__Exercise material__:
____

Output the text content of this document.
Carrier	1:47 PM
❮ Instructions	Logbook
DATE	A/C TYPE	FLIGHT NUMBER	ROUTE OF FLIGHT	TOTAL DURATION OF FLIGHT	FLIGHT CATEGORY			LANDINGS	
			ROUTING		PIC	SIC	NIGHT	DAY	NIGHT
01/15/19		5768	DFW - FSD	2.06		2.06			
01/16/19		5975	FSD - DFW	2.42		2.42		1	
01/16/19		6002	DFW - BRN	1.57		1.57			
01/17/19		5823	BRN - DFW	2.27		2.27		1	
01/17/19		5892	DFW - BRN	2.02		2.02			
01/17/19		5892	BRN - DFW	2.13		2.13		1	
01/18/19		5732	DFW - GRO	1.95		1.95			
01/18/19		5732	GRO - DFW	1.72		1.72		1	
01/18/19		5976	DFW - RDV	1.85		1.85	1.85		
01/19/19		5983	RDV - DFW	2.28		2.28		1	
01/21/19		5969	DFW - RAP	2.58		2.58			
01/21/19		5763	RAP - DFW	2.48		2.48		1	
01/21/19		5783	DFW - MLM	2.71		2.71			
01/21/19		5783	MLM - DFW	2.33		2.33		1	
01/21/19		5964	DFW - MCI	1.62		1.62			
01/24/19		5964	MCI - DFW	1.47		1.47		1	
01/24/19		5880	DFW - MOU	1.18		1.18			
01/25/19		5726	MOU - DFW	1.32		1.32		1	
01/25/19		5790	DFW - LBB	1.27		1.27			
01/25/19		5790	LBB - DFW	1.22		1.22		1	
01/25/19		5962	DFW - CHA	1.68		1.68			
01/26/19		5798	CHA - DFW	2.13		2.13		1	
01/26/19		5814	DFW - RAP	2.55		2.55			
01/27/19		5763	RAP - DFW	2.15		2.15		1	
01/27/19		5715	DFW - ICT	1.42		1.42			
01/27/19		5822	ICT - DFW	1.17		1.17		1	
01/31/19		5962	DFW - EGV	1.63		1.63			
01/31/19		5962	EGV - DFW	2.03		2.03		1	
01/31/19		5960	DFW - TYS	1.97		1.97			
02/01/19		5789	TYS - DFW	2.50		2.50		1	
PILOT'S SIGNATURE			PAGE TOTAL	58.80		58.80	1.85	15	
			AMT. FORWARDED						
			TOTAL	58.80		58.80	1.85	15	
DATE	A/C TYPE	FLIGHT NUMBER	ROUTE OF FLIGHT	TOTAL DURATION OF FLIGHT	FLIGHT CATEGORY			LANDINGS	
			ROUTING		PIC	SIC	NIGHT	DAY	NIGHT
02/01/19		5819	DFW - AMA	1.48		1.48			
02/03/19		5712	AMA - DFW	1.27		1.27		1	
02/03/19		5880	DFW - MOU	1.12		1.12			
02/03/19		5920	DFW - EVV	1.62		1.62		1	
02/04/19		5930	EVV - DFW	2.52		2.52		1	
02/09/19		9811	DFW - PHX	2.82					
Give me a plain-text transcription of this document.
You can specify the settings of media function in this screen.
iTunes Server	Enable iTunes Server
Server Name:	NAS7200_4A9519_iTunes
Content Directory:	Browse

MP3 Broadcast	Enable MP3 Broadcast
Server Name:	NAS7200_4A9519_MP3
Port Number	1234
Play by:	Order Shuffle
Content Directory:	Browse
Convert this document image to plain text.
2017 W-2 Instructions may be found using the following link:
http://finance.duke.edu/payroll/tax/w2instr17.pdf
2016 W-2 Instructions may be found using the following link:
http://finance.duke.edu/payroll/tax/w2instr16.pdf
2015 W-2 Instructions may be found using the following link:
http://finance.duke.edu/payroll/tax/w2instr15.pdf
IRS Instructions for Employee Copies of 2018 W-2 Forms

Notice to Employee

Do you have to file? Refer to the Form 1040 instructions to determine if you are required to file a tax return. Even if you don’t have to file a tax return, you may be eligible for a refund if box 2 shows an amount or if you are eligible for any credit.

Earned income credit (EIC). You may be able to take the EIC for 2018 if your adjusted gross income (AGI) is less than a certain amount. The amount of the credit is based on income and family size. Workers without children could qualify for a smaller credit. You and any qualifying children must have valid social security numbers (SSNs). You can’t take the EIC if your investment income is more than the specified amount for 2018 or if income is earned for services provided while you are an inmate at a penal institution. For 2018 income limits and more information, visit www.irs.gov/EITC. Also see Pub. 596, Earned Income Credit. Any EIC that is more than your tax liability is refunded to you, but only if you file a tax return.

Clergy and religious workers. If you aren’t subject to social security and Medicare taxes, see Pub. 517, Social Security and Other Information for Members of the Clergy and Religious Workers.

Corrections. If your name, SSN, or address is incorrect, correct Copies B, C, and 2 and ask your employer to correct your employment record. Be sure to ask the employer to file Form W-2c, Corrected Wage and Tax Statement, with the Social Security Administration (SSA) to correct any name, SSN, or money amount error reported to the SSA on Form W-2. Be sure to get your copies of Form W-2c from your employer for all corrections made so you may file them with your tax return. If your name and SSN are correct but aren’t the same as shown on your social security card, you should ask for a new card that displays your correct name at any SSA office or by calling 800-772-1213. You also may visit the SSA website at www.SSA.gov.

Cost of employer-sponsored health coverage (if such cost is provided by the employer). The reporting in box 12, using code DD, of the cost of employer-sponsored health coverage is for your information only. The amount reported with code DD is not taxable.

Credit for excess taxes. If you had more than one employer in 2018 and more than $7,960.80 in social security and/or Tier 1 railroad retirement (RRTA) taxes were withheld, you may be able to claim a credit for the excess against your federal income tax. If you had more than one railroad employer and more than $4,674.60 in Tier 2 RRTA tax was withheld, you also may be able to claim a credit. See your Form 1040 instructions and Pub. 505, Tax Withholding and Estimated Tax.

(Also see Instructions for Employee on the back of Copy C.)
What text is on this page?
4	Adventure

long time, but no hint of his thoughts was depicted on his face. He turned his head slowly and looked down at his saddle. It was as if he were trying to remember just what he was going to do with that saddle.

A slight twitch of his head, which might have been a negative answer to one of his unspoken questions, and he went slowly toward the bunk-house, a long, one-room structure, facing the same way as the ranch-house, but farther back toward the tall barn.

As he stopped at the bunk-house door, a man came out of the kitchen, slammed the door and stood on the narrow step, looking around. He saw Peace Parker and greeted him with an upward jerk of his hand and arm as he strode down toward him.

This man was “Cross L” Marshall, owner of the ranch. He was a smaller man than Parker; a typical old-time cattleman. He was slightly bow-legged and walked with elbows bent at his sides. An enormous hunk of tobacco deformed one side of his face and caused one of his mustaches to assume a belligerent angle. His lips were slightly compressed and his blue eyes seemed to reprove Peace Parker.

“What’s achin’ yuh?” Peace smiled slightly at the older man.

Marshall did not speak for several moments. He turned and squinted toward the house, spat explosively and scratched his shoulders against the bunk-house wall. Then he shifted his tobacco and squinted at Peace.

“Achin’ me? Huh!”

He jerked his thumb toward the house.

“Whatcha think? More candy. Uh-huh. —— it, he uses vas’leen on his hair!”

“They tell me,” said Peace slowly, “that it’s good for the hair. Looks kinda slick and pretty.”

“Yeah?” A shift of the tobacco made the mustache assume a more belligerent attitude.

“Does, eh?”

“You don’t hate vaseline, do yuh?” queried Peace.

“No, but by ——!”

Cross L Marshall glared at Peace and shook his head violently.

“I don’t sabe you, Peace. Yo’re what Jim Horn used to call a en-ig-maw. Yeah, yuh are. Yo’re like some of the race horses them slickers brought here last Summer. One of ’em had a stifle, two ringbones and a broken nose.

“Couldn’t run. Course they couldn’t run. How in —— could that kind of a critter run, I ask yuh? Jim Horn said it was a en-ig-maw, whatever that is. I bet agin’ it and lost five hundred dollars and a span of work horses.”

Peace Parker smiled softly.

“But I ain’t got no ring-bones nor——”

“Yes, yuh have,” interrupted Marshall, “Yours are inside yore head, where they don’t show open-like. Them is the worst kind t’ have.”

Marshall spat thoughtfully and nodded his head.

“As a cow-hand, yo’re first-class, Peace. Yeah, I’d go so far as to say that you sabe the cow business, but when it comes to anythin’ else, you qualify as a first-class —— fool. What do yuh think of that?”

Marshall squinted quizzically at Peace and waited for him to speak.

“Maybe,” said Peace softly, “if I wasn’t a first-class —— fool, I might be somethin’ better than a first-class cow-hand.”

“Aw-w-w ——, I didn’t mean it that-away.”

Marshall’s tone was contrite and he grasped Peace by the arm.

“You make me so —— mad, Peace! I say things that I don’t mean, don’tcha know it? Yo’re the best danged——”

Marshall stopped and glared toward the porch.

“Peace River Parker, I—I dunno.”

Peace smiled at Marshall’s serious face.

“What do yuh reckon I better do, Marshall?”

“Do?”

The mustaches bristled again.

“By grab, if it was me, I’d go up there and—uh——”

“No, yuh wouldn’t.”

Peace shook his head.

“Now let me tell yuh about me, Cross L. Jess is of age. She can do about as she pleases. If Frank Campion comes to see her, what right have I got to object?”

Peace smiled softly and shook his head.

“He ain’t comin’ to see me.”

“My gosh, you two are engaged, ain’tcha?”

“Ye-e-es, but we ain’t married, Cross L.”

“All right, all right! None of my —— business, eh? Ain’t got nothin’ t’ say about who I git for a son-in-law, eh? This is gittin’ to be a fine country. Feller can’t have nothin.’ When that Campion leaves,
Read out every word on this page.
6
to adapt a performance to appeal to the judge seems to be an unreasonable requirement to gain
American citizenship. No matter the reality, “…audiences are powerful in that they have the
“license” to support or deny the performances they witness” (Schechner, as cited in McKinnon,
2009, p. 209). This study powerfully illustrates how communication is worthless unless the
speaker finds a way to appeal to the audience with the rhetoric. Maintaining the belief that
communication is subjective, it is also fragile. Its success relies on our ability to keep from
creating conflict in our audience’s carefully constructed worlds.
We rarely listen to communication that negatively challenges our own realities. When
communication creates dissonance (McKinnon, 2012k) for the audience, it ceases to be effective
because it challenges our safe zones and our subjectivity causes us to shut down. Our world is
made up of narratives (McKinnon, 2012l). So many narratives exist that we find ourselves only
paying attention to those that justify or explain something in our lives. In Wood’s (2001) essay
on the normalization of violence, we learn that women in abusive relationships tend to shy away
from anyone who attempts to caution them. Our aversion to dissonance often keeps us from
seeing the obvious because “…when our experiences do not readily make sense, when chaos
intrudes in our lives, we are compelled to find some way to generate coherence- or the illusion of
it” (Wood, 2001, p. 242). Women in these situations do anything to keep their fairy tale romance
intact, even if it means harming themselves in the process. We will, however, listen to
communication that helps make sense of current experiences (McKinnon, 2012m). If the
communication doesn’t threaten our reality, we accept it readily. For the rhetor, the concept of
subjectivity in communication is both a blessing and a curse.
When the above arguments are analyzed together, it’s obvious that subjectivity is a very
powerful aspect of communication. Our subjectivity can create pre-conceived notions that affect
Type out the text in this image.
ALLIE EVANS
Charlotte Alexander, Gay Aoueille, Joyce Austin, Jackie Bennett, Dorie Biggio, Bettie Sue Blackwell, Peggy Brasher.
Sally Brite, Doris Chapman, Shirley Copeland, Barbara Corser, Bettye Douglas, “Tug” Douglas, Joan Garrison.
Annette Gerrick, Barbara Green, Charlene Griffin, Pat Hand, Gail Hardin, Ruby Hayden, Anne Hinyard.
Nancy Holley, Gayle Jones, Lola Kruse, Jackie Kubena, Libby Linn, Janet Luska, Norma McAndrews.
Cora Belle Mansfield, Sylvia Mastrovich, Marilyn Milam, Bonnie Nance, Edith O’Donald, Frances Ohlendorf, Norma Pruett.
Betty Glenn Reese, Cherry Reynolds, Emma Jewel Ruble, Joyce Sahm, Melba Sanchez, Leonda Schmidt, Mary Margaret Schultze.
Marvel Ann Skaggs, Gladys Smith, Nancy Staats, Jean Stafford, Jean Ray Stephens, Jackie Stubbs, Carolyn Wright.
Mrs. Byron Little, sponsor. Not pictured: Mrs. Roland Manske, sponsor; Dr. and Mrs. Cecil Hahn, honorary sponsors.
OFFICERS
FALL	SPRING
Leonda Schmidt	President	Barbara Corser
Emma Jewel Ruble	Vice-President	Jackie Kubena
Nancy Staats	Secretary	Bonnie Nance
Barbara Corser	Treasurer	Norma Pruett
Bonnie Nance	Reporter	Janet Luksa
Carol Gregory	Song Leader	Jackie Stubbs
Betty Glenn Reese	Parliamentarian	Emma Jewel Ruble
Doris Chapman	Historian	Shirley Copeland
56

____

__Your task__: Tally how many lines of the records hold the word "Chapman". Answer with the number only.

__Completed exercise__: 2